-- Start of RECORDS FOR PROCESSING --

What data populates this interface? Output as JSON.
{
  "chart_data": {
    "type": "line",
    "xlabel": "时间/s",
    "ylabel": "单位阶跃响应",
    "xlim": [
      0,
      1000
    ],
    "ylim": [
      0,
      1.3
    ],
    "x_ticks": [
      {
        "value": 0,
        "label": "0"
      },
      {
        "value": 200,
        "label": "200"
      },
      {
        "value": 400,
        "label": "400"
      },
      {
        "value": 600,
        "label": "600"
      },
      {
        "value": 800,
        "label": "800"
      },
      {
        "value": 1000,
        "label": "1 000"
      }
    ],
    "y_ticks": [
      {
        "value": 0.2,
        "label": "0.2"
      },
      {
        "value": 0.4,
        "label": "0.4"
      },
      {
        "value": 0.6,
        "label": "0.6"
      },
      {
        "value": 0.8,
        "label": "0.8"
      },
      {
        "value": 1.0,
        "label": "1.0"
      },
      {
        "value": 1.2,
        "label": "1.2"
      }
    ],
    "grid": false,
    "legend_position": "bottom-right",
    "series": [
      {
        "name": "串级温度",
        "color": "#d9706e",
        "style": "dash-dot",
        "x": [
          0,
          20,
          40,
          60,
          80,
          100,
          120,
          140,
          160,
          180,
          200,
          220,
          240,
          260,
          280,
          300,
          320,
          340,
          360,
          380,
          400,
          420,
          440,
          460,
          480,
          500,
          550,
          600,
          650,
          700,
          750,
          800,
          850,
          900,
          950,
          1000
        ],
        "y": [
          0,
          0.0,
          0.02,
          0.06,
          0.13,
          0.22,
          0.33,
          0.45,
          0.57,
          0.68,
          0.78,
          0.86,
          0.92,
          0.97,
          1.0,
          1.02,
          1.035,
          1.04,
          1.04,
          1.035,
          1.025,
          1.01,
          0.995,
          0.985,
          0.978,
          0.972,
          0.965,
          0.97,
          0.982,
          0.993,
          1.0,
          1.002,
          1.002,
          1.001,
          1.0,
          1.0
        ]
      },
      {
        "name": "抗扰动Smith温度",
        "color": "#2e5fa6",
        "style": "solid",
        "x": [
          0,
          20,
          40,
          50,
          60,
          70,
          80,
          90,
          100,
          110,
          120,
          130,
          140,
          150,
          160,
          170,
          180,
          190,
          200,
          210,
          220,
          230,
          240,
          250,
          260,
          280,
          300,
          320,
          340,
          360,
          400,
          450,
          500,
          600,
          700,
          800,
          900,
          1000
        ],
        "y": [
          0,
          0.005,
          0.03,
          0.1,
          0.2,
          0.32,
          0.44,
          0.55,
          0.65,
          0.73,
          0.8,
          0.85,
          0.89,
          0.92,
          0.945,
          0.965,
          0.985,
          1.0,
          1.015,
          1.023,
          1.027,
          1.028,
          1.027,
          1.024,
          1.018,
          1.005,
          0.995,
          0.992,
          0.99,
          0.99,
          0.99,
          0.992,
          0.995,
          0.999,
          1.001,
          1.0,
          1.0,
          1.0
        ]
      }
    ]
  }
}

-- End of RECORDS FOR PROCESSING --

**WORK TO BE COMPLETED:** Count each line above in which the string "value" appears, then state only the total.

**ANSWER TO THIS PROBLEM:** 12